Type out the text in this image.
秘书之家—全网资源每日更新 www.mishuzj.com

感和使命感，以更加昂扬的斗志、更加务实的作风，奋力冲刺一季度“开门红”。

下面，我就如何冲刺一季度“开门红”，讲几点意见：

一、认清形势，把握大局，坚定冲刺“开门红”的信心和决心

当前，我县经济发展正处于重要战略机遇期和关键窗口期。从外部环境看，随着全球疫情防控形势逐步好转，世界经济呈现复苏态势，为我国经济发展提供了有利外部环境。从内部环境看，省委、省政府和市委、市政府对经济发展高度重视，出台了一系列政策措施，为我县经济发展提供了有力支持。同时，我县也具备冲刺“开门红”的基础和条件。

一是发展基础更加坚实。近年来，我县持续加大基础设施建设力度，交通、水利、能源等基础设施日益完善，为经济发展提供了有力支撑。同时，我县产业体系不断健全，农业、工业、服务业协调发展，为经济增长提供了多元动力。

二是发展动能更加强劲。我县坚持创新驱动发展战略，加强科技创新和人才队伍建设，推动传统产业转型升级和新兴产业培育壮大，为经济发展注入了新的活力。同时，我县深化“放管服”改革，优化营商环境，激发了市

-----

Type out the full listing again, exactly as given.

Type out the text in this image.
秘书之家—全网资源每日更新 www.mishuzj.com

感和使命感，以更加昂扬的斗志、更加务实的作风，奋力冲刺一季度“开门红”。

下面，我就如何冲刺一季度“开门红”，讲几点意见：

一、认清形势，把握大局，坚定冲刺“开门红”的信心和决心

当前，我县经济发展正处于重要战略机遇期和关键窗口期。从外部环境看，随着全球疫情防控形势逐步好转，世界经济呈现复苏态势，为我国经济发展提供了有利外部环境。从内部环境看，省委、省政府和市委、市政府对经济发展高度重视，出台了一系列政策措施，为我县经济发展提供了有力支持。同时，我县也具备冲刺“开门红”的基础和条件。

一是发展基础更加坚实。近年来，我县持续加大基础设施建设力度，交通、水利、能源等基础设施日益完善，为经济发展提供了有力支撑。同时，我县产业体系不断健全，农业、工业、服务业协调发展，为经济增长提供了多元动力。

二是发展动能更加强劲。我县坚持创新驱动发展战略，加强科技创新和人才队伍建设，推动传统产业转型升级和新兴产业培育壮大，为经济发展注入了新的活力。同时，我县深化“放管服”改革，优化营商环境，激发了市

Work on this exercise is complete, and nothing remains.